= What you should do =
Only the number is wanted: how many lines contain the word "page"?

• • • • • • •

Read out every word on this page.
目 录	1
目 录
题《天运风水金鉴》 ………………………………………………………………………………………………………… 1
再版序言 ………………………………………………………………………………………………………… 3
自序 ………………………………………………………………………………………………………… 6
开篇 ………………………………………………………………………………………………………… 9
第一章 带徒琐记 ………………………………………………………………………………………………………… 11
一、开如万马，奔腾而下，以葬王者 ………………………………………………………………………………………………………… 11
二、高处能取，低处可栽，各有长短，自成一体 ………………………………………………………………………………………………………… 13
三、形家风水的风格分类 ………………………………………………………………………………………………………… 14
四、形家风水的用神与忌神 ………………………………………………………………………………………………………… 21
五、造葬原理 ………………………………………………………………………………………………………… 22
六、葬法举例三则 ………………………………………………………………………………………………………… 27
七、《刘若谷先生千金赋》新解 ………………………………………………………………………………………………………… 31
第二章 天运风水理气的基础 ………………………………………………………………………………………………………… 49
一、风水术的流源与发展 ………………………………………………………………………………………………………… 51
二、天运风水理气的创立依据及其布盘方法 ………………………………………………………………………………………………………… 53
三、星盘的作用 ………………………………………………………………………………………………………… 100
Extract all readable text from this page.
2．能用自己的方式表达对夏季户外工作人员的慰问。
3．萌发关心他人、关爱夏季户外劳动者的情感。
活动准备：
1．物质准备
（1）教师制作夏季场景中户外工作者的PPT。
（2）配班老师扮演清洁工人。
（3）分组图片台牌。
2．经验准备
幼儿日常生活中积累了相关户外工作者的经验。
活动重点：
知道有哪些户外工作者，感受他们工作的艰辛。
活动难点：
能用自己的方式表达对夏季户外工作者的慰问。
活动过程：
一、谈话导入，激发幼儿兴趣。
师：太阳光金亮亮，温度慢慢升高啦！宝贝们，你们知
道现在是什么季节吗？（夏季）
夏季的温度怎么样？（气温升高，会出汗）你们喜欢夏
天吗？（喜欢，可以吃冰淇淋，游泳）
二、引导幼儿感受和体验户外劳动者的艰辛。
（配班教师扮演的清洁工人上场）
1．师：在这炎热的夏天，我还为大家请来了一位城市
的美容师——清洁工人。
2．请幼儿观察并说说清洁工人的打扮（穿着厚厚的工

• • • • • • •

= The result =
2